### Kutipan
Karenanya, selayaknya kita berlaku baik terhadap hewan sembelihan, antara lain dengan cara
- Menyembelih sapi dan kambing di bagian atas leher,
- Membaringkan hewan di atas lambung kirinya, lalu
- Meletakkan kaki kanan di atas leher hewan tersebut, kemudian memegang kepalanya dan menyembelihnya dengan membaca,
بِسْمِ اللهِ وَاللهُ أَكْبَرُ
“Dengan nama Allah, dan Allah Maha Besar.”Atau membaca,
بِسْمِ اللهِ وَاللهُ أَكْبَرُ. اَللّهُمَّ تَقَبَّلْ مِنِّي. اَللّهُمَّ هذَا عَنِّي وَعَنْ أَهْلِ بَيْتِي
“Dengan nama Allah, dan Allah Maha Besar. Ya Allah, terimalah dariku. Ya Allah, (kurban) ini dariku dan semua anggota keluargaku.”Anas bin Malik a berkata,
ضَحَّى النَّبِيُّ صلى الله عليه وسلم بِكَبْشَيْنِ أَمْلَحَيْنِ أَقْرَنَيْنِ. ذَبَحَهُمَا بِيَدِهِ وَسَمَّى وَكَبَّرَ وَوَضَعَ رِجْلَهُ عَلَى صِفَاحِهِمَا
“Nabi berkorban dua ekor kibas yang bagus lagi bertanduk. Beliau menyembelih sendiri keduanya. Beliau membaca basmalah dan takbir, dan meletakkan kakinya di atas leher kibas itu.” (Muttafaqun 'alaih)
Berdasarkan hadits ini pula, seseorang disunnahkan untuk menyembelih sendiri hewan udhhiyahnya. Jika ia tidak bisa menyembelih, hendaklah ia menyaksikan (penyembelihannya). Hendaknya menyebutkan dari siapa hewan kurban itu saat akan menyembelih. Sembelihan dihukumi halal apabila pisau sudah memutuskan hulqum, tenggorokan, dan dua urat leher atau salah satu dari keduanya, serta mengalirkan darah.
Berkurban mempunyai keutamaan yang luar biasa, karena merupakan bentuk taqarrub kepada Allah Ta’ala, menyenangkan keluarga, memberi manfaat kepada orang-orang fakir, dan menyambung tali silaturrahim serta hubungan antar tetangga.

### Tantangan 1
Menurut kutipan tentang penyembelihan hewan kurban, hewan dibaringkan di atas lambung sebelah mana?
### Tantangan 2
Salinlah persis sebagian kutipan tentang hewan kurban, dimulai dari kata-kata yang memuat "Berdasarkan hadits ini" dan berhenti sesudah "hubungan antar tetangga.".
Baris-baris ini tidak ada hubungannya dengan kutipan di atas.

### Entri Ditampilkan
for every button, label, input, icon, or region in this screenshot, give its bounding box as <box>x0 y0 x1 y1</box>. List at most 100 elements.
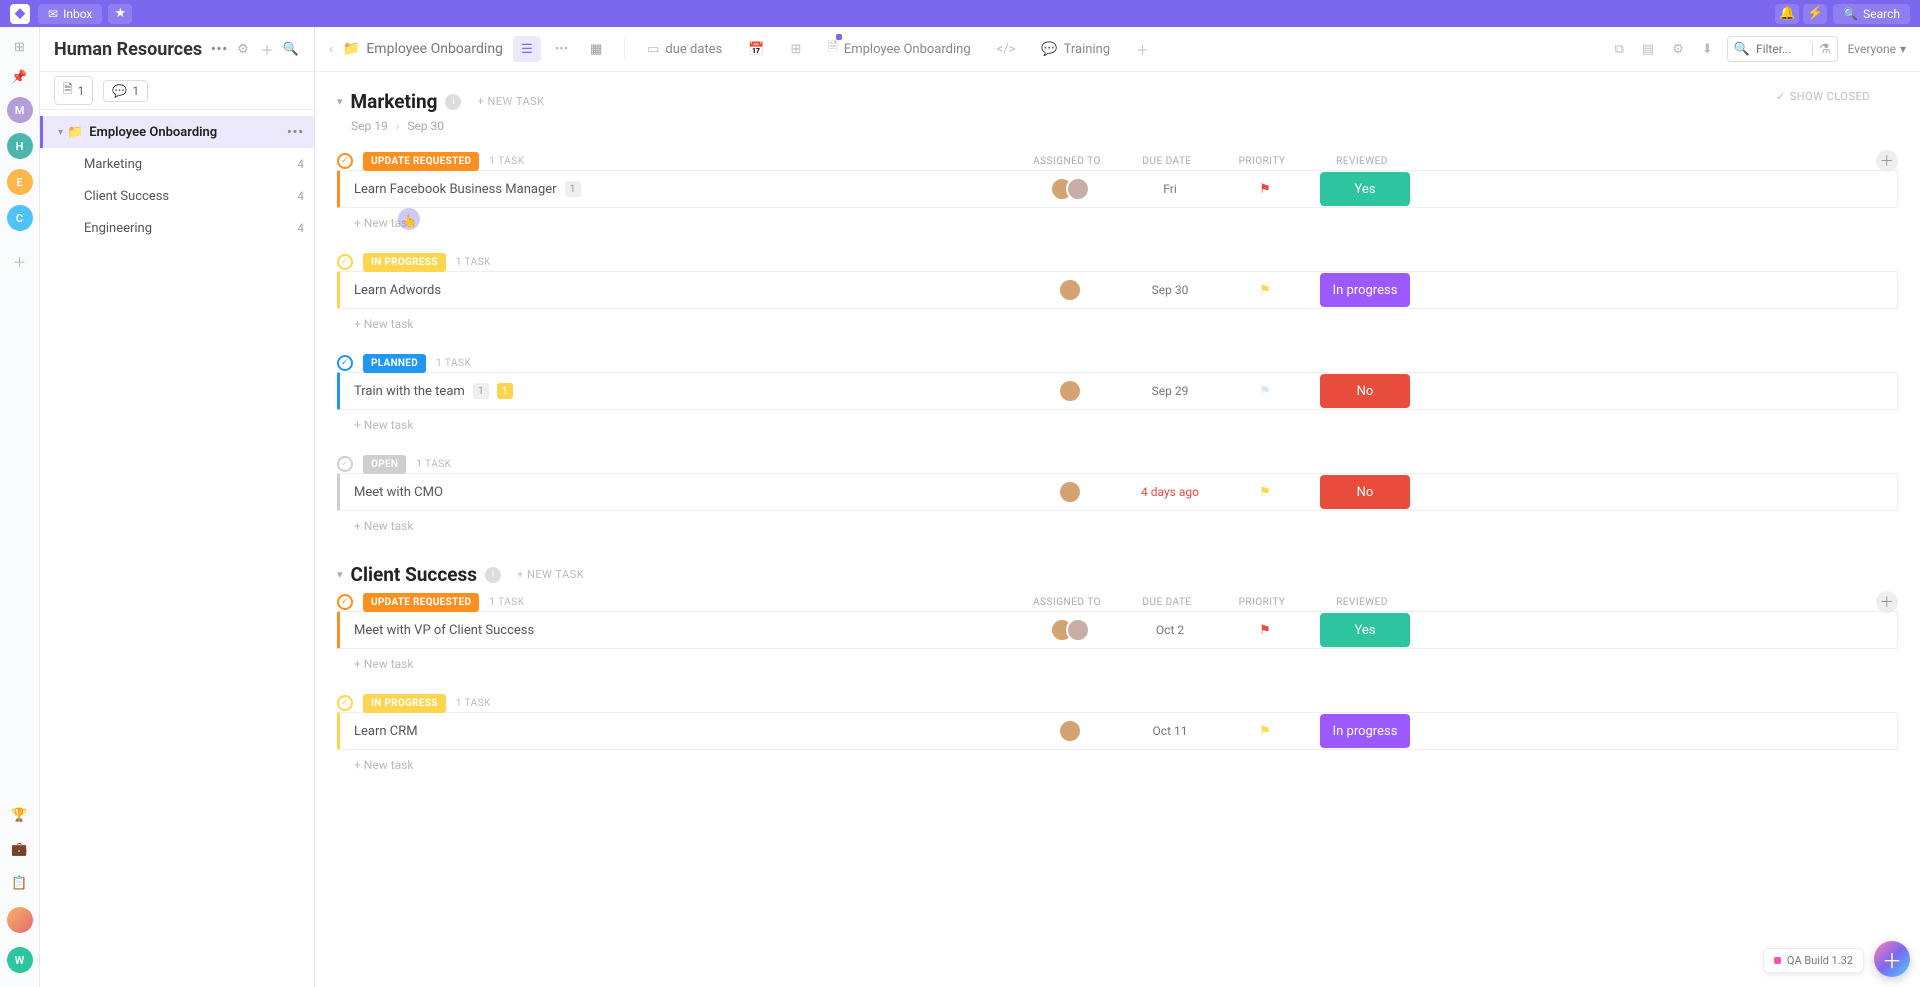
space-avatar[interactable]: C <box>7 205 33 231</box>
tab-employee-onboarding[interactable]: 🗎Employee Onboarding <box>819 38 978 60</box>
status-chip[interactable]: OPEN <box>363 455 406 474</box>
info-icon[interactable]: i <box>445 94 461 110</box>
task-row[interactable]: Meet with CMO 4 days ago ⚑ No <box>337 473 1898 511</box>
new-task-button[interactable]: + New task <box>337 511 1898 533</box>
folder-employee-onboarding[interactable]: ▾ 📁 Employee Onboarding ••• <box>40 116 314 148</box>
space-avatar[interactable]: M <box>7 97 33 123</box>
settings-icon[interactable]: ⚙ <box>234 42 252 57</box>
status-circle-icon[interactable]: ✓ <box>337 355 353 371</box>
sidebar-list-item[interactable]: Marketing4 <box>40 148 314 180</box>
add-space-icon[interactable]: ＋ <box>10 251 30 271</box>
add-icon[interactable]: ＋ <box>258 40 276 59</box>
status-chip[interactable]: UPDATE REQUESTED <box>363 152 479 171</box>
assignee-avatar[interactable] <box>1058 379 1082 403</box>
assignee-avatar[interactable] <box>1058 278 1082 302</box>
tab-training[interactable]: 💬Training <box>1033 42 1118 57</box>
status-circle-icon[interactable]: ✓ <box>337 456 353 472</box>
status-circle-icon[interactable]: ✓ <box>337 594 353 610</box>
trophy-icon[interactable]: 🏆 <box>10 805 30 825</box>
reviewed-button[interactable]: No <box>1320 475 1410 509</box>
filter-toggle-icon[interactable]: ⚗ <box>1812 42 1831 57</box>
chats-pill[interactable]: 💬1 <box>103 80 148 102</box>
status-chip[interactable]: IN PROGRESS <box>363 694 446 713</box>
filter-input-wrap[interactable]: 🔍 ⚗ <box>1727 36 1838 62</box>
new-task-button[interactable]: + New task <box>337 410 1898 432</box>
reviewed-button[interactable]: Yes <box>1320 613 1410 647</box>
new-task-header-button[interactable]: + NEW TASK <box>517 568 584 581</box>
reviewed-button[interactable]: In progress <box>1320 714 1410 748</box>
app-logo[interactable]: ◆ <box>10 4 30 24</box>
search-sidebar-icon[interactable]: 🔍 <box>282 42 300 57</box>
new-task-button[interactable]: + New task <box>337 309 1898 331</box>
docs-pill[interactable]: 🗎1 <box>54 76 93 105</box>
priority-flag-icon[interactable]: ⚑ <box>1259 182 1271 197</box>
due-date[interactable]: Oct 11 <box>1153 724 1188 738</box>
due-date[interactable]: Sep 29 <box>1152 384 1189 398</box>
reviewed-button[interactable]: Yes <box>1320 172 1410 206</box>
due-date[interactable]: 4 days ago <box>1141 485 1199 499</box>
caret-down-icon[interactable]: ▾ <box>337 95 343 108</box>
sidebar-list-item[interactable]: Client Success4 <box>40 180 314 212</box>
search-button[interactable]: 🔍 Search <box>1833 4 1910 24</box>
assignee-avatar[interactable] <box>1066 618 1090 642</box>
status-circle-icon[interactable]: ✓ <box>337 153 353 169</box>
add-column-button[interactable]: ＋ <box>1876 150 1898 172</box>
status-circle-icon[interactable]: ✓ <box>337 695 353 711</box>
briefcase-icon[interactable]: 💼 <box>10 839 30 859</box>
tool-icon-1[interactable]: ⧉ <box>1611 42 1628 57</box>
assignee-avatar[interactable] <box>1058 480 1082 504</box>
tool-settings-icon[interactable]: ⚙ <box>1668 42 1688 57</box>
view-options-icon[interactable]: ••• <box>551 42 572 57</box>
apps-icon[interactable]: ⊞ <box>10 37 30 57</box>
new-task-header-button[interactable]: + NEW TASK <box>477 95 544 108</box>
nav-back-icon[interactable]: ‹ <box>329 42 333 57</box>
qa-build-pill[interactable]: QA Build 1.32 <box>1763 948 1864 973</box>
folder-more-icon[interactable]: ••• <box>287 125 304 140</box>
info-icon[interactable]: i <box>485 567 501 583</box>
reviewed-button[interactable]: In progress <box>1320 273 1410 307</box>
notifications-icon[interactable]: 🔔 <box>1775 4 1799 24</box>
bolt-icon[interactable]: ⚡ <box>1803 4 1827 24</box>
list-view-button[interactable]: ☰ <box>513 36 541 62</box>
show-closed-button[interactable]: ✓SHOW CLOSED <box>1776 90 1870 103</box>
priority-flag-icon[interactable]: ⚑ <box>1259 283 1271 298</box>
task-row[interactable]: Learn CRM Oct 11 ⚑ In progress <box>337 712 1898 750</box>
quick-create-fab[interactable]: ＋ <box>1874 941 1910 977</box>
user-photo-avatar[interactable] <box>7 907 33 933</box>
favorite-button[interactable]: ★ <box>108 4 132 24</box>
priority-flag-icon[interactable]: ⚑ <box>1259 724 1271 739</box>
pin-icon[interactable]: 📌 <box>10 67 30 87</box>
new-task-button[interactable]: + New task <box>337 750 1898 772</box>
inbox-button[interactable]: ✉ Inbox <box>38 4 102 24</box>
due-date[interactable]: Sep 30 <box>1152 283 1189 297</box>
assignee-avatar[interactable] <box>1066 177 1090 201</box>
space-avatar[interactable]: H <box>7 133 33 159</box>
user-avatar[interactable]: W <box>7 947 33 973</box>
priority-flag-icon[interactable]: ⚑ <box>1259 485 1271 500</box>
task-row[interactable]: Meet with VP of Client Success Oct 2 ⚑ Y… <box>337 611 1898 649</box>
status-chip[interactable]: PLANNED <box>363 354 426 373</box>
clipboard-icon[interactable]: 📋 <box>10 873 30 893</box>
caret-down-icon[interactable]: ▾ <box>337 568 343 581</box>
add-column-button[interactable]: ＋ <box>1876 591 1898 613</box>
space-avatar[interactable]: E <box>7 169 33 195</box>
tab-embed[interactable]: </> <box>989 42 1024 57</box>
add-view-button[interactable]: ＋ <box>1128 40 1157 59</box>
status-circle-icon[interactable]: ✓ <box>337 254 353 270</box>
due-date[interactable]: Oct 2 <box>1156 623 1184 637</box>
task-row[interactable]: Learn Facebook Business Manager1 Fri ⚑ Y… <box>337 170 1898 208</box>
task-row[interactable]: Learn Adwords Sep 30 ⚑ In progress <box>337 271 1898 309</box>
new-task-button[interactable]: + New task <box>337 208 1898 230</box>
assignee-avatar[interactable] <box>1058 719 1082 743</box>
filter-input[interactable] <box>1756 42 1806 56</box>
status-chip[interactable]: IN PROGRESS <box>363 253 446 272</box>
sidebar-list-item[interactable]: Engineering4 <box>40 212 314 244</box>
board-view-button[interactable]: ▦ <box>582 36 610 62</box>
priority-flag-icon[interactable]: ⚑ <box>1259 384 1271 399</box>
priority-flag-icon[interactable]: ⚑ <box>1259 623 1271 638</box>
task-row[interactable]: Train with the team11 Sep 29 ⚑ No <box>337 372 1898 410</box>
reviewed-button[interactable]: No <box>1320 374 1410 408</box>
tool-icon-2[interactable]: ▤ <box>1638 42 1658 57</box>
tab-calendar[interactable]: 📅 <box>740 42 772 57</box>
assignee-filter[interactable]: Everyone▾ <box>1848 42 1906 56</box>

### Jawaban Tertulis 1
Di atas lambung kirinya.

### Jawaban Tertulis 2
Berdasarkan hadits ini pula, seseorang disunnahkan untuk menyembelih sendiri hewan udhhiyahnya. Jika ia tidak bisa menyembelih, hendaklah ia menyaksikan (penyembelihannya). Hendaknya menyebutkan dari siapa hewan kurban itu saat akan menyembelih. Sembelihan dihukumi halal apabila pisau sudah memutuskan hulqum, tenggorokan, dan dua urat leher atau salah satu dari keduanya, serta mengalirkan darah.
Berkurban mempunyai keutamaan yang luar biasa, karena merupakan bentuk taqarrub kepada Allah Ta’ala, menyenangkan keluarga, memberi manfaat kepada orang-orang fakir, dan menyambung tali silaturrahim serta hubungan antar tetangga.